=== AIM OF THE TASK ===
Edit the listing from the line that contains "Text: Italy: Italy xyxy=(11,42,37,55)" through the line that contains "Polygon shape xyxy=(252,54,280,74)" by swapping "REUTERS" for "Reuters", and give back only those lines with nothing else changed.

--

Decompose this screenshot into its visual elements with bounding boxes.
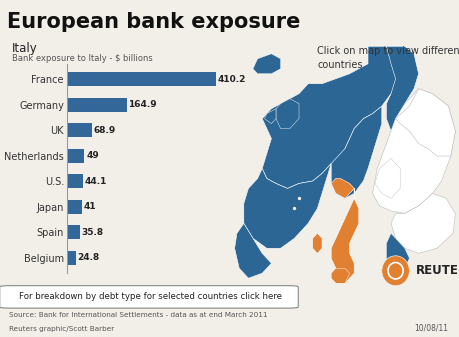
Text: Italy: Italy xyxy=(11,42,37,55)
Text: 49: 49 xyxy=(86,151,99,160)
Text: REUTERS: REUTERS xyxy=(415,264,459,277)
Text: 410.2: 410.2 xyxy=(217,75,245,84)
Polygon shape xyxy=(330,179,358,283)
Polygon shape xyxy=(386,46,418,131)
Bar xyxy=(67,98,126,112)
Polygon shape xyxy=(275,99,298,129)
Bar xyxy=(67,72,215,86)
Polygon shape xyxy=(330,106,381,198)
Text: European bank exposure: European bank exposure xyxy=(7,12,300,32)
Polygon shape xyxy=(372,89,454,213)
Polygon shape xyxy=(395,89,454,156)
Polygon shape xyxy=(252,54,280,74)
Polygon shape xyxy=(386,233,409,273)
Text: 44.1: 44.1 xyxy=(84,177,106,186)
Polygon shape xyxy=(374,158,399,198)
Text: For breakdown by debt type for selected countries click here: For breakdown by debt type for selected … xyxy=(19,292,281,301)
Text: Reuters graphic/Scott Barber: Reuters graphic/Scott Barber xyxy=(9,326,114,332)
Point xyxy=(295,196,302,201)
Polygon shape xyxy=(234,223,271,278)
Bar xyxy=(67,251,76,265)
Bar xyxy=(67,200,81,214)
Text: 164.9: 164.9 xyxy=(128,100,157,109)
Polygon shape xyxy=(264,109,275,124)
Text: 68.9: 68.9 xyxy=(93,126,116,135)
Text: 10/08/11: 10/08/11 xyxy=(414,324,448,333)
Text: Bank exposure to Italy - $ billions: Bank exposure to Italy - $ billions xyxy=(11,54,152,63)
Polygon shape xyxy=(243,163,330,248)
Polygon shape xyxy=(312,233,321,253)
Text: 24.8: 24.8 xyxy=(78,253,100,262)
Bar xyxy=(67,149,84,163)
Bar xyxy=(67,174,83,188)
Text: Click on map to view different
countries: Click on map to view different countries xyxy=(317,46,459,69)
Text: Source: Bank for International Settlements - data as at end March 2011: Source: Bank for International Settlemen… xyxy=(9,312,267,318)
Polygon shape xyxy=(330,268,349,283)
Bar xyxy=(67,123,91,137)
Text: 35.8: 35.8 xyxy=(81,228,103,237)
Circle shape xyxy=(381,256,409,286)
Polygon shape xyxy=(262,46,399,188)
Polygon shape xyxy=(390,193,454,253)
Text: 41: 41 xyxy=(83,202,96,211)
Bar xyxy=(67,225,79,239)
Point xyxy=(290,206,297,211)
FancyBboxPatch shape xyxy=(0,286,297,308)
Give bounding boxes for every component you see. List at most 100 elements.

--

=== SOLUTION TO THIS PROBLEM ===
Text: Italy: Italy xyxy=(11,42,37,55)
Text: 49: 49 xyxy=(86,151,99,160)
Text: Reuters: Reuters xyxy=(415,264,459,277)
Text: 410.2: 410.2 xyxy=(217,75,245,84)
Polygon shape xyxy=(330,179,358,283)
Polygon shape xyxy=(386,46,418,131)
Bar xyxy=(67,98,126,112)
Polygon shape xyxy=(275,99,298,129)
Bar xyxy=(67,72,215,86)
Polygon shape xyxy=(330,106,381,198)
Text: European bank exposure: European bank exposure xyxy=(7,12,300,32)
Polygon shape xyxy=(372,89,454,213)
Polygon shape xyxy=(395,89,454,156)
Polygon shape xyxy=(252,54,280,74)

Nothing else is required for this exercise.